THE REQUEST → Copy out each line of the data that holds the word "with".

MATERIAL PROVIDED →
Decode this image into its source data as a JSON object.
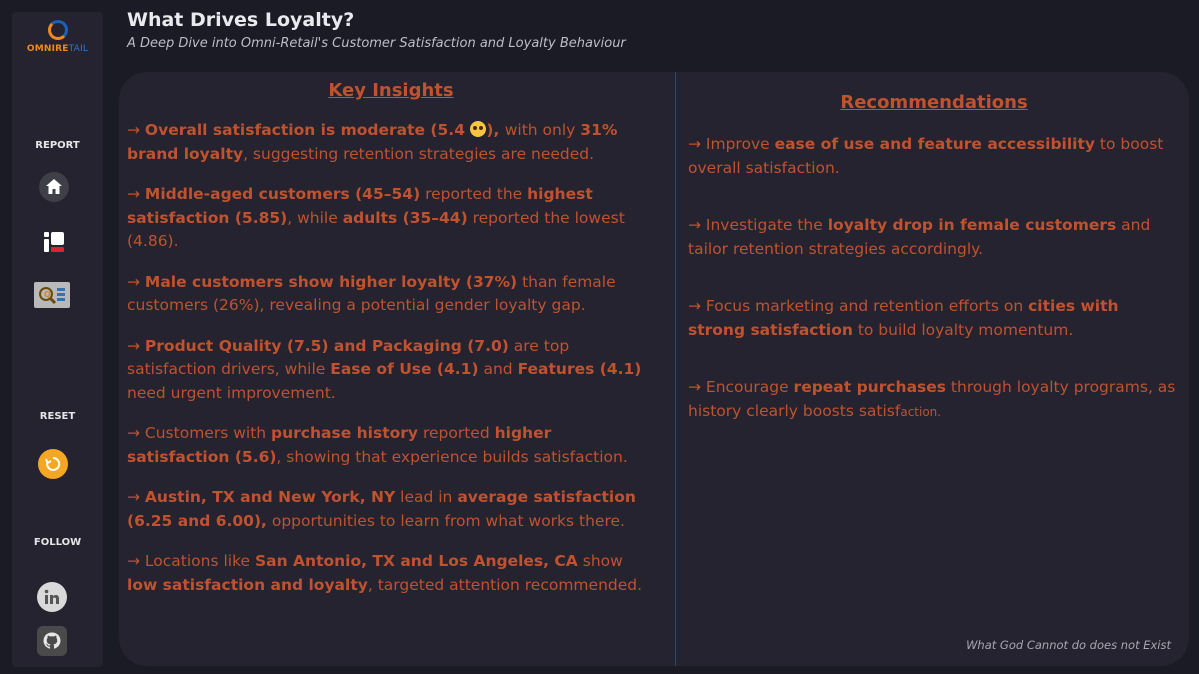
{
  "app": {
    "title": "What Drives Loyalty?",
    "subtitle": "A Deep Dive into Omni-Retail's Customer Satisfaction and Loyalty Behaviour"
  },
  "logo": {
    "part1": "OMNIRE",
    "part2": "TAIL"
  },
  "sidebar": {
    "report_label": "REPORT",
    "reset_label": "RESET",
    "follow_label": "FOLLOW",
    "icons": [
      "home-icon",
      "dashboard-icon",
      "quiz-icon",
      "reset-icon",
      "linkedin-icon",
      "github-icon"
    ]
  },
  "insights": {
    "heading": "Key Insights",
    "items": [
      [
        "→ ",
        "Overall satisfaction is moderate (5.4 ",
        "EMOJI",
        "), ",
        "with only ",
        "31% brand loyalty",
        ", suggesting retention strategies are needed."
      ],
      [
        "→ ",
        "Middle-aged customers (45–54)",
        " reported the ",
        "highest satisfaction (5.85)",
        ", while ",
        "adults (35–44)",
        " reported the lowest (4.86)."
      ],
      [
        "→ ",
        "Male customers show higher loyalty (37%)",
        " than female customers (26%), revealing a potential gender loyalty gap."
      ],
      [
        "→ ",
        "Product Quality (7.5) and Packaging (7.0)",
        " are top satisfaction drivers, while ",
        "Ease of Use (4.1)",
        " and ",
        "Features (4.1)",
        " need urgent improvement."
      ],
      [
        "→ Customers with ",
        "purchase history",
        " reported ",
        "higher satisfaction (5.6)",
        ", showing that experience builds satisfaction."
      ],
      [
        "→ ",
        "Austin, TX and New York, NY",
        " lead in ",
        "average satisfaction (6.25 and 6.00),",
        " opportunities to learn from what works there."
      ],
      [
        "→ Locations like ",
        "San Antonio, TX and Los Angeles, CA",
        " show ",
        "low satisfaction and loyalty",
        ", targeted attention recommended."
      ]
    ]
  },
  "recommendations": {
    "heading": "Recommendations",
    "items": [
      [
        "→ Improve ",
        "ease of use and feature accessibility",
        " to boost overall satisfaction."
      ],
      [
        "→ Investigate the ",
        "loyalty drop in female customers",
        " and tailor retention strategies accordingly."
      ],
      [
        "→ Focus marketing and retention efforts on ",
        "cities with strong satisfaction",
        " to build loyalty momentum."
      ],
      [
        "→ Encourage ",
        "repeat purchases",
        " through loyalty programs, as history clearly boosts satisf",
        "action."
      ]
    ]
  },
  "footer": {
    "quote": "What God Cannot do does not Exist"
  },
  "colors": {
    "accent": "#c0522f",
    "background": "#1b1b26",
    "panel": "#24232f",
    "reset": "#f5a623"
  }
}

PROBLEM SOLUTION →
        "with only ",
        "→ Customers with ",
        "cities with strong satisfaction",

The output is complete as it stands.